(Work instructions):
Leave out all pictures and retype exactly the lines from the one with "What's the underlying" through the last line of the material.

-*-*-

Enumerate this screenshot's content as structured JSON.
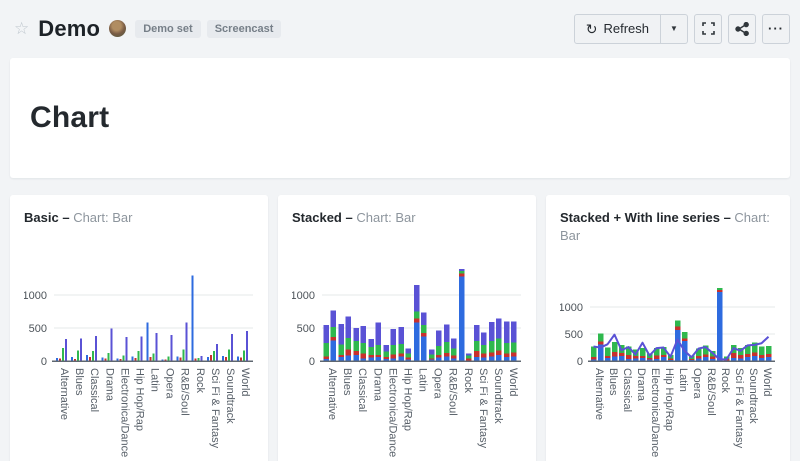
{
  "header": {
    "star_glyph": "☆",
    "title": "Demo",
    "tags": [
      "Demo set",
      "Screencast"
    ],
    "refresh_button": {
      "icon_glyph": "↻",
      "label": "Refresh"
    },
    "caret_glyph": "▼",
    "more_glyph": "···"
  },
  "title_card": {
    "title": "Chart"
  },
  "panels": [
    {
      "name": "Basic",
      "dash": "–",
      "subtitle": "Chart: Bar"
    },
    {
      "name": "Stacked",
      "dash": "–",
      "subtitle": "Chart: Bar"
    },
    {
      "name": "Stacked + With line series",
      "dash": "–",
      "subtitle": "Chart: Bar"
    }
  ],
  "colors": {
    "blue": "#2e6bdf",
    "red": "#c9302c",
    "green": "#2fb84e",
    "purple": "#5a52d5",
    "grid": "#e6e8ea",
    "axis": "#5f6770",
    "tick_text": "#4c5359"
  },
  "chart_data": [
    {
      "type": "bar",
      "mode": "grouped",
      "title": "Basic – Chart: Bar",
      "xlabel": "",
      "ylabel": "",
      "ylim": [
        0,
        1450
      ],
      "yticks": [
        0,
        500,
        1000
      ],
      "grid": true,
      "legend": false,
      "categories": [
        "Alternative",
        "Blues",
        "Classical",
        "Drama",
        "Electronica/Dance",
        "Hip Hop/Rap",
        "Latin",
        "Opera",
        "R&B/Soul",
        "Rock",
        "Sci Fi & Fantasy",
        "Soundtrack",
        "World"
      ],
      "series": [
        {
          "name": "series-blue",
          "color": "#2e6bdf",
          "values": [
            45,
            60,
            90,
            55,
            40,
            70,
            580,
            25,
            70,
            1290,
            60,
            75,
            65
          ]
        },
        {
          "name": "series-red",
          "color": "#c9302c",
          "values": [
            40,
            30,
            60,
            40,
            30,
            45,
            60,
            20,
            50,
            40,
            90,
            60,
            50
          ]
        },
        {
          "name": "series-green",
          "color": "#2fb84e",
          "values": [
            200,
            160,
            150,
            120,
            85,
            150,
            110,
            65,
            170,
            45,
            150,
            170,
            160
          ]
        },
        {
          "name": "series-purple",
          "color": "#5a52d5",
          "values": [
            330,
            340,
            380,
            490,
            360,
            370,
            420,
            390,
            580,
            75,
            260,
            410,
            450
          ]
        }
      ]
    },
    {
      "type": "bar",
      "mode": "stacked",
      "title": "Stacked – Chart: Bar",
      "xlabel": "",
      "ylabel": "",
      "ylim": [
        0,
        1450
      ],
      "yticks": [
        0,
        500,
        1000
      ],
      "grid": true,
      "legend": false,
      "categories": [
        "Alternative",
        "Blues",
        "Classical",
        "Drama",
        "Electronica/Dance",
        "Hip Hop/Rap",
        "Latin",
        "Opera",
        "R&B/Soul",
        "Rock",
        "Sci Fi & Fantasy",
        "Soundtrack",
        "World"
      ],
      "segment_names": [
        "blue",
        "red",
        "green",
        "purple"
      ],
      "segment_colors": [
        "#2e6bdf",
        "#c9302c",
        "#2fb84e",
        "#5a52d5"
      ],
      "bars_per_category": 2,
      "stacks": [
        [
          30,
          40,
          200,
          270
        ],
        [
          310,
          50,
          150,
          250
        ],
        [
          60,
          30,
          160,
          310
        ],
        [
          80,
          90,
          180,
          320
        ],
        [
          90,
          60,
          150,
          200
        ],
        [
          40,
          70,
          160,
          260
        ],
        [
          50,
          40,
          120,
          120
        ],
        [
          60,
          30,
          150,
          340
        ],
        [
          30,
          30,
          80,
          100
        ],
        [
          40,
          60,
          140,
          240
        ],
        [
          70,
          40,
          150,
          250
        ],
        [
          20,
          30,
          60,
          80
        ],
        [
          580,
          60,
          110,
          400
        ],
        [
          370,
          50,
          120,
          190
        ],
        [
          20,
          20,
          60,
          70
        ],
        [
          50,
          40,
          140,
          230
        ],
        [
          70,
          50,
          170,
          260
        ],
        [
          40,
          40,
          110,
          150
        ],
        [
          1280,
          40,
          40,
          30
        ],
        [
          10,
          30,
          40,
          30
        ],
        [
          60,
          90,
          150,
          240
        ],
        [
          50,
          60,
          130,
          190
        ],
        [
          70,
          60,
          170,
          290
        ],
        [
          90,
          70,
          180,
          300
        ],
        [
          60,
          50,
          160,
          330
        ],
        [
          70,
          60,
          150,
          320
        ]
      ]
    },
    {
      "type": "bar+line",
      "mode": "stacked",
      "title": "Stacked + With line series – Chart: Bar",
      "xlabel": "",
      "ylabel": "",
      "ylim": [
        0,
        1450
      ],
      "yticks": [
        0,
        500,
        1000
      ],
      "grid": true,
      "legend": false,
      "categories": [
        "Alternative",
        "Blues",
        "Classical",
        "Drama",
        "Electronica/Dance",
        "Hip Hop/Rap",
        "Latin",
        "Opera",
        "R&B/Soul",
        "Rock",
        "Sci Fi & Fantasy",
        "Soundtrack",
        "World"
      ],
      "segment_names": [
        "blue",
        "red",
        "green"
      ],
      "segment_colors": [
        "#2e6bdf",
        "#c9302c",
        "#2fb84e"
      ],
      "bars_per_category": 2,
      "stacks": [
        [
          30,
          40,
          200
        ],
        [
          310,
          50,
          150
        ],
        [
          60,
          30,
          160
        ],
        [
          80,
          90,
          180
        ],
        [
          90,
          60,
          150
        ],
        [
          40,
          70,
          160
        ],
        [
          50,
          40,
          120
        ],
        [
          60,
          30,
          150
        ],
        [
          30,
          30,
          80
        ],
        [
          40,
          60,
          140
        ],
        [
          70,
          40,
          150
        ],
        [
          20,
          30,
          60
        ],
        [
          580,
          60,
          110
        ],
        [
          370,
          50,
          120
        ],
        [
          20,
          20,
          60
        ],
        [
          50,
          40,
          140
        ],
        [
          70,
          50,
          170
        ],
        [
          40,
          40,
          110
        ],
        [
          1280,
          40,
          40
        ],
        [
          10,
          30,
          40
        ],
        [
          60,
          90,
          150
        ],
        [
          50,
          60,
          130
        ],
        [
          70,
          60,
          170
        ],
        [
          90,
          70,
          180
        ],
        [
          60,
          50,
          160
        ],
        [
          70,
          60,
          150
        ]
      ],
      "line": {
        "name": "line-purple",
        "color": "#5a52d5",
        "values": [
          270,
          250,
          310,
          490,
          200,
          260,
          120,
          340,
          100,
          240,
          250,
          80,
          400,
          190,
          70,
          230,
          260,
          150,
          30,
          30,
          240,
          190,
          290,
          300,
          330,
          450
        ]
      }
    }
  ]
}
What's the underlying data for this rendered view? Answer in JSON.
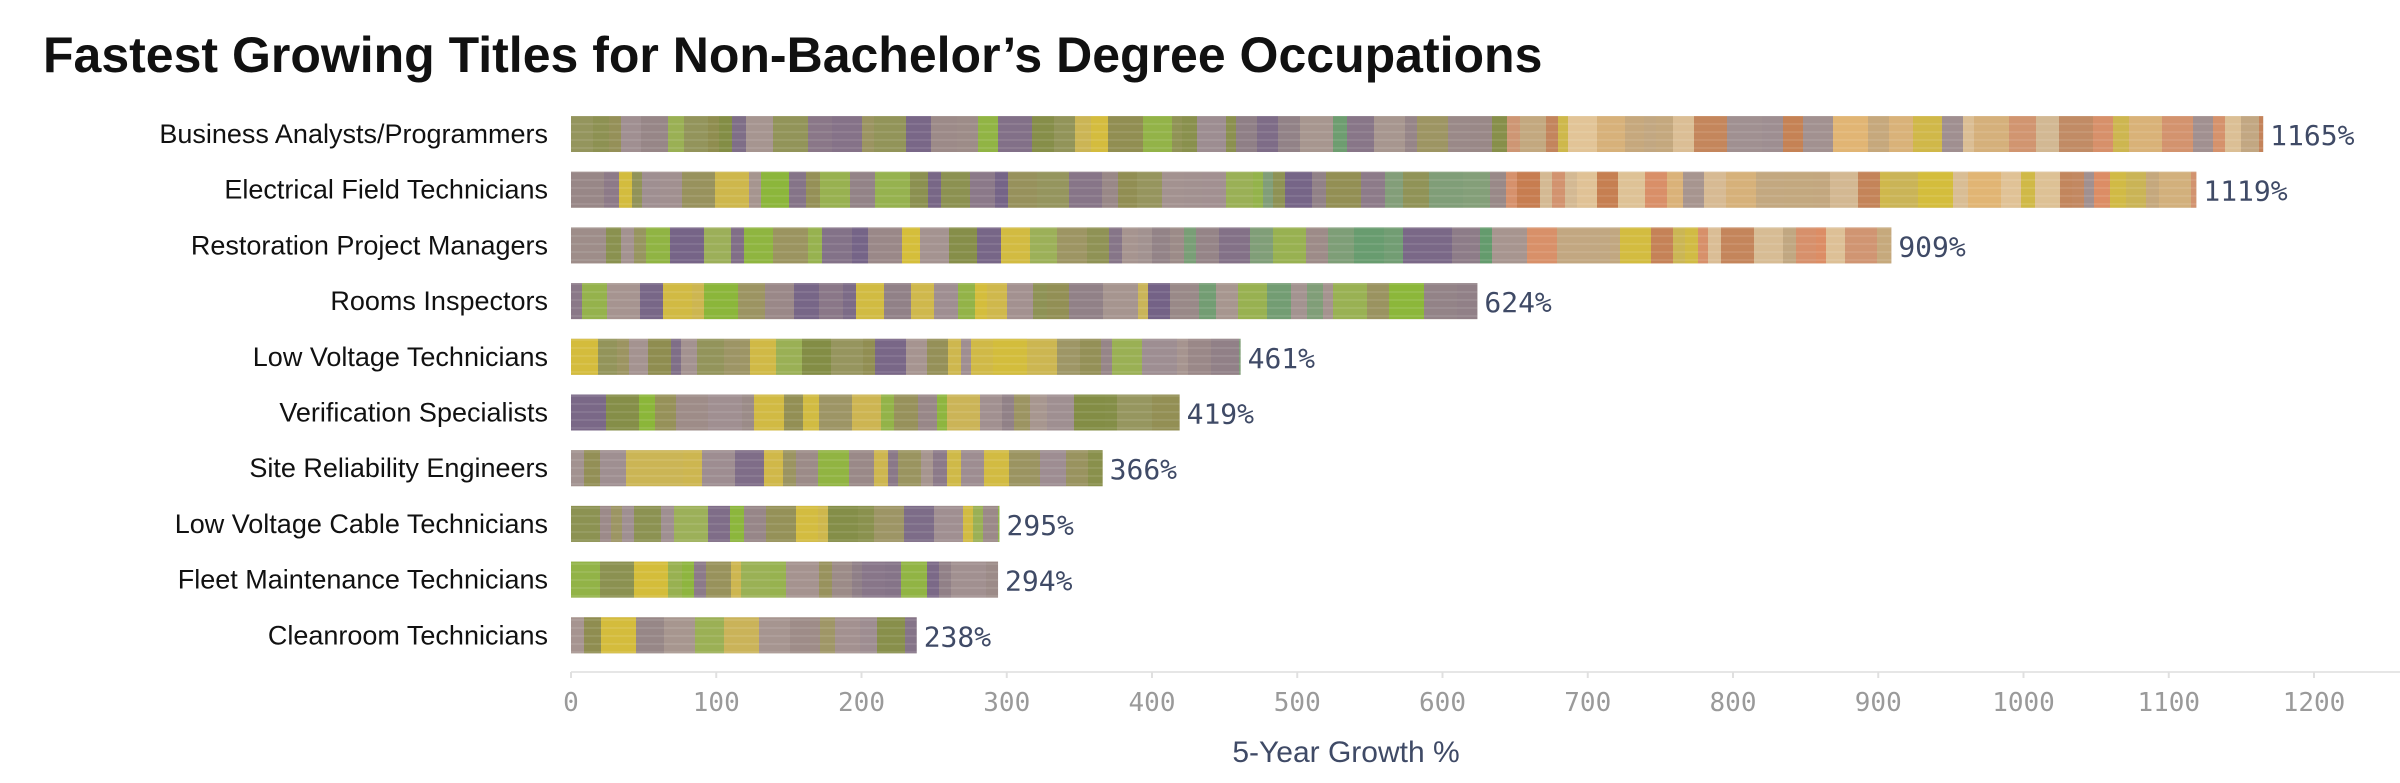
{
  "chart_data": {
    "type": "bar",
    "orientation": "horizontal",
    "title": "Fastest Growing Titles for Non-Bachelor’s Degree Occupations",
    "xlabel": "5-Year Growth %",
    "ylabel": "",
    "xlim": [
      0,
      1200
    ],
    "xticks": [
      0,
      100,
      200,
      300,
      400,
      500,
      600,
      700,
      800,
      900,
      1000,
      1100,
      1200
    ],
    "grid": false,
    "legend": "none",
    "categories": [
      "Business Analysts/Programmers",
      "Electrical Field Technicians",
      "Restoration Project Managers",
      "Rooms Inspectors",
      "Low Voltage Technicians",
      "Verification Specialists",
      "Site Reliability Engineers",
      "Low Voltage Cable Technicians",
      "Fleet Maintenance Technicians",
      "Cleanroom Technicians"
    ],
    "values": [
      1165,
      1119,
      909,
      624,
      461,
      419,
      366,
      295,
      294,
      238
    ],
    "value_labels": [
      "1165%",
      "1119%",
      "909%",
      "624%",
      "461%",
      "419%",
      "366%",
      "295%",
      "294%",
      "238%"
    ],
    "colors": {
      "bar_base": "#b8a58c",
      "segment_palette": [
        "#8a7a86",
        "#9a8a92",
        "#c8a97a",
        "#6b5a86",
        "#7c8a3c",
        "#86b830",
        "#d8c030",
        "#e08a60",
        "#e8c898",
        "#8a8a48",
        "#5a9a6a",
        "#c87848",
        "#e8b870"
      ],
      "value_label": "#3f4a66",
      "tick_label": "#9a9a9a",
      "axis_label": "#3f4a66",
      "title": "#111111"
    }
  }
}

-*-*-

(Reply):
What's the underlying data for this rendered view? Answer in JSON.
{
  "chart_data": {
    "type": "bar",
    "orientation": "horizontal",
    "title": "Fastest Growing Titles for Non-Bachelor’s Degree Occupations",
    "xlabel": "5-Year Growth %",
    "ylabel": "",
    "xlim": [
      0,
      1200
    ],
    "xticks": [
      0,
      100,
      200,
      300,
      400,
      500,
      600,
      700,
      800,
      900,
      1000,
      1100,
      1200
    ],
    "grid": false,
    "legend": "none",
    "categories": [
      "Business Analysts/Programmers",
      "Electrical Field Technicians",
      "Restoration Project Managers",
      "Rooms Inspectors",
      "Low Voltage Technicians",
      "Verification Specialists",
      "Site Reliability Engineers",
      "Low Voltage Cable Technicians",
      "Fleet Maintenance Technicians",
      "Cleanroom Technicians"
    ],
    "values": [
      1165,
      1119,
      909,
      624,
      461,
      419,
      366,
      295,
      294,
      238
    ],
    "value_labels": [
      "1165%",
      "1119%",
      "909%",
      "624%",
      "461%",
      "419%",
      "366%",
      "295%",
      "294%",
      "238%"
    ],
    "colors": {
      "bar_base": "#b8a58c",
      "segment_palette": [
        "#8a7a86",
        "#9a8a92",
        "#c8a97a",
        "#6b5a86",
        "#7c8a3c",
        "#86b830",
        "#d8c030",
        "#e08a60",
        "#e8c898",
        "#8a8a48",
        "#5a9a6a",
        "#c87848",
        "#e8b870"
      ],
      "value_label": "#3f4a66",
      "tick_label": "#9a9a9a",
      "axis_label": "#3f4a66",
      "title": "#111111"
    }
  }
}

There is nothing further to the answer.